### Exercise brief
Reproduce the listing below word for word, with no pictures.

### The input
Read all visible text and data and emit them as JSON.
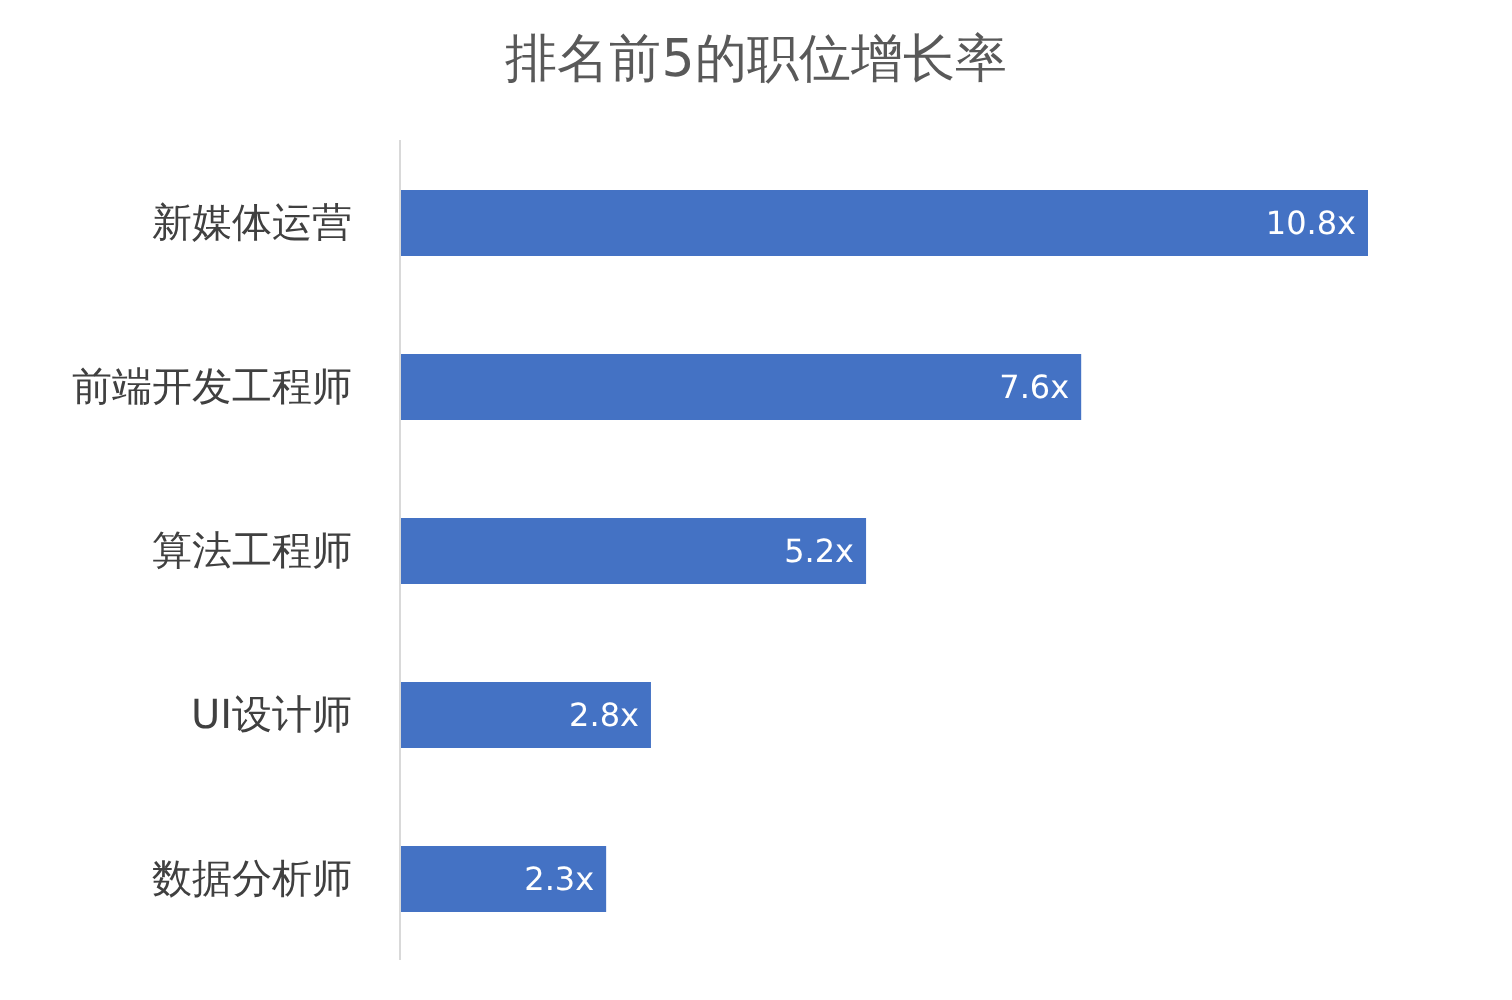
{
  "chart_data": {
    "type": "bar",
    "title": "排名前5的职位增长率",
    "orientation": "horizontal",
    "categories": [
      "新媒体运营",
      "前端开发工程师",
      "算法工程师",
      "UI设计师",
      "数据分析师"
    ],
    "values": [
      10.8,
      7.6,
      5.2,
      2.8,
      2.3
    ],
    "value_labels": [
      "10.8x",
      "7.6x",
      "5.2x",
      "2.8x",
      "2.3x"
    ],
    "color": "#4472c4"
  }
}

### Answer to this exercise
Read all visible text and data and emit them as JSON.
{
  "chart_data": {
    "type": "bar",
    "title": "排名前5的职位增长率",
    "orientation": "horizontal",
    "categories": [
      "新媒体运营",
      "前端开发工程师",
      "算法工程师",
      "UI设计师",
      "数据分析师"
    ],
    "values": [
      10.8,
      7.6,
      5.2,
      2.8,
      2.3
    ],
    "value_labels": [
      "10.8x",
      "7.6x",
      "5.2x",
      "2.8x",
      "2.3x"
    ],
    "color": "#4472c4"
  }
}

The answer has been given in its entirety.